- _STATED PROBLEM_
Take from the listing each line that has the string "upper".

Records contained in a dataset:

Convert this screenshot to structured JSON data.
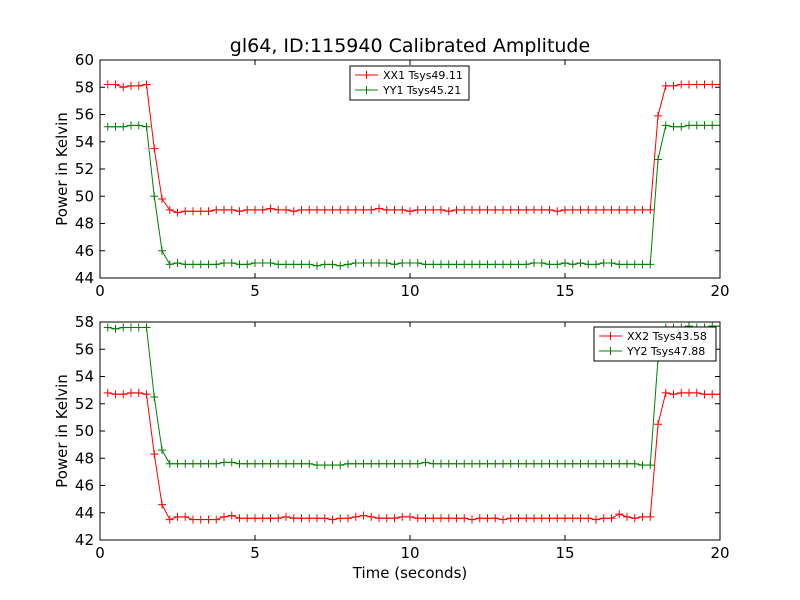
{
  "chart_data": [
    {
      "type": "line",
      "title": "gl64, ID:115940 Calibrated Amplitude",
      "xlabel": "",
      "ylabel": "Power in Kelvin",
      "xlim": [
        0,
        20
      ],
      "ylim": [
        44,
        60
      ],
      "xticks": [
        "0",
        "5",
        "10",
        "15",
        "20"
      ],
      "yticks": [
        "44",
        "46",
        "48",
        "50",
        "52",
        "54",
        "56",
        "58",
        "60"
      ],
      "legend_position": "upper-center",
      "x": [
        0.25,
        0.5,
        0.75,
        1.0,
        1.25,
        1.5,
        1.75,
        2.0,
        2.25,
        2.5,
        2.75,
        3.0,
        3.25,
        3.5,
        3.75,
        4.0,
        4.25,
        4.5,
        4.75,
        5.0,
        5.25,
        5.5,
        5.75,
        6.0,
        6.25,
        6.5,
        6.75,
        7.0,
        7.25,
        7.5,
        7.75,
        8.0,
        8.25,
        8.5,
        8.75,
        9.0,
        9.25,
        9.5,
        9.75,
        10.0,
        10.25,
        10.5,
        10.75,
        11.0,
        11.25,
        11.5,
        11.75,
        12.0,
        12.25,
        12.5,
        12.75,
        13.0,
        13.25,
        13.5,
        13.75,
        14.0,
        14.25,
        14.5,
        14.75,
        15.0,
        15.25,
        15.5,
        15.75,
        16.0,
        16.25,
        16.5,
        16.75,
        17.0,
        17.25,
        17.5,
        17.75,
        18.0,
        18.25,
        18.5,
        18.75,
        19.0,
        19.25,
        19.5,
        19.75,
        20.0
      ],
      "series": [
        {
          "name": "XX1 Tsys49.11",
          "color": "#ff0000",
          "values": [
            58.2,
            58.2,
            58.0,
            58.1,
            58.1,
            58.2,
            53.5,
            49.8,
            49.0,
            48.8,
            48.9,
            48.9,
            48.9,
            48.9,
            49.0,
            49.0,
            49.0,
            48.9,
            49.0,
            49.0,
            49.0,
            49.1,
            49.0,
            49.0,
            48.9,
            49.0,
            49.0,
            49.0,
            49.0,
            49.0,
            49.0,
            49.0,
            49.0,
            49.0,
            49.0,
            49.1,
            49.0,
            49.0,
            49.0,
            48.9,
            49.0,
            49.0,
            49.0,
            49.0,
            48.9,
            49.0,
            49.0,
            49.0,
            49.0,
            49.0,
            49.0,
            49.0,
            49.0,
            49.0,
            49.0,
            49.0,
            49.0,
            49.0,
            48.9,
            49.0,
            49.0,
            49.0,
            49.0,
            49.0,
            49.0,
            49.0,
            49.0,
            49.0,
            49.0,
            49.0,
            49.0,
            55.9,
            58.1,
            58.1,
            58.2,
            58.2,
            58.2,
            58.2,
            58.2,
            58.2
          ]
        },
        {
          "name": "YY1 Tsys45.21",
          "color": "#008000",
          "values": [
            55.1,
            55.1,
            55.1,
            55.2,
            55.2,
            55.1,
            50.0,
            46.0,
            45.0,
            45.1,
            45.0,
            45.0,
            45.0,
            45.0,
            45.0,
            45.1,
            45.1,
            45.0,
            45.0,
            45.1,
            45.1,
            45.1,
            45.0,
            45.0,
            45.0,
            45.0,
            45.0,
            44.9,
            45.0,
            45.0,
            44.9,
            45.0,
            45.1,
            45.1,
            45.1,
            45.1,
            45.1,
            45.0,
            45.1,
            45.1,
            45.1,
            45.0,
            45.0,
            45.0,
            45.0,
            45.0,
            45.0,
            45.0,
            45.0,
            45.0,
            45.0,
            45.0,
            45.0,
            45.0,
            45.0,
            45.1,
            45.1,
            45.0,
            45.0,
            45.1,
            45.0,
            45.1,
            45.0,
            45.0,
            45.1,
            45.1,
            45.0,
            45.0,
            45.0,
            45.0,
            45.0,
            52.7,
            55.2,
            55.1,
            55.1,
            55.2,
            55.2,
            55.2,
            55.2,
            55.2
          ]
        }
      ]
    },
    {
      "type": "line",
      "title": "",
      "xlabel": "Time (seconds)",
      "ylabel": "Power in Kelvin",
      "xlim": [
        0,
        20
      ],
      "ylim": [
        42,
        58
      ],
      "xticks": [
        "0",
        "5",
        "10",
        "15",
        "20"
      ],
      "yticks": [
        "42",
        "44",
        "46",
        "48",
        "50",
        "52",
        "54",
        "56",
        "58"
      ],
      "legend_position": "upper-right",
      "x": [
        0.25,
        0.5,
        0.75,
        1.0,
        1.25,
        1.5,
        1.75,
        2.0,
        2.25,
        2.5,
        2.75,
        3.0,
        3.25,
        3.5,
        3.75,
        4.0,
        4.25,
        4.5,
        4.75,
        5.0,
        5.25,
        5.5,
        5.75,
        6.0,
        6.25,
        6.5,
        6.75,
        7.0,
        7.25,
        7.5,
        7.75,
        8.0,
        8.25,
        8.5,
        8.75,
        9.0,
        9.25,
        9.5,
        9.75,
        10.0,
        10.25,
        10.5,
        10.75,
        11.0,
        11.25,
        11.5,
        11.75,
        12.0,
        12.25,
        12.5,
        12.75,
        13.0,
        13.25,
        13.5,
        13.75,
        14.0,
        14.25,
        14.5,
        14.75,
        15.0,
        15.25,
        15.5,
        15.75,
        16.0,
        16.25,
        16.5,
        16.75,
        17.0,
        17.25,
        17.5,
        17.75,
        18.0,
        18.25,
        18.5,
        18.75,
        19.0,
        19.25,
        19.5,
        19.75,
        20.0
      ],
      "series": [
        {
          "name": "XX2 Tsys43.58",
          "color": "#ff0000",
          "values": [
            52.8,
            52.7,
            52.7,
            52.8,
            52.8,
            52.7,
            48.3,
            44.6,
            43.5,
            43.7,
            43.7,
            43.5,
            43.5,
            43.5,
            43.5,
            43.7,
            43.8,
            43.6,
            43.6,
            43.6,
            43.6,
            43.6,
            43.6,
            43.7,
            43.6,
            43.6,
            43.6,
            43.6,
            43.6,
            43.5,
            43.6,
            43.6,
            43.7,
            43.8,
            43.7,
            43.6,
            43.6,
            43.6,
            43.7,
            43.7,
            43.6,
            43.6,
            43.6,
            43.6,
            43.6,
            43.6,
            43.6,
            43.5,
            43.6,
            43.6,
            43.6,
            43.5,
            43.6,
            43.6,
            43.6,
            43.6,
            43.6,
            43.6,
            43.6,
            43.6,
            43.6,
            43.6,
            43.6,
            43.5,
            43.6,
            43.6,
            43.9,
            43.7,
            43.6,
            43.7,
            43.7,
            50.5,
            52.8,
            52.7,
            52.8,
            52.8,
            52.8,
            52.7,
            52.7,
            52.7
          ]
        },
        {
          "name": "YY2 Tsys47.88",
          "color": "#008000",
          "values": [
            57.6,
            57.5,
            57.6,
            57.6,
            57.6,
            57.6,
            52.5,
            48.6,
            47.6,
            47.6,
            47.6,
            47.6,
            47.6,
            47.6,
            47.6,
            47.7,
            47.7,
            47.6,
            47.6,
            47.6,
            47.6,
            47.6,
            47.6,
            47.6,
            47.6,
            47.6,
            47.6,
            47.5,
            47.5,
            47.5,
            47.5,
            47.6,
            47.6,
            47.6,
            47.6,
            47.6,
            47.6,
            47.6,
            47.6,
            47.6,
            47.6,
            47.7,
            47.6,
            47.6,
            47.6,
            47.6,
            47.6,
            47.6,
            47.6,
            47.6,
            47.6,
            47.6,
            47.6,
            47.6,
            47.6,
            47.6,
            47.6,
            47.6,
            47.6,
            47.6,
            47.6,
            47.6,
            47.6,
            47.6,
            47.6,
            47.6,
            47.6,
            47.6,
            47.6,
            47.5,
            47.5,
            55.3,
            57.6,
            57.6,
            57.6,
            57.7,
            57.6,
            57.6,
            57.7,
            57.7
          ]
        }
      ]
    }
  ]
}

- _THE COMPLETED TASK_
      "legend_position": "upper-center",
      "legend_position": "upper-right",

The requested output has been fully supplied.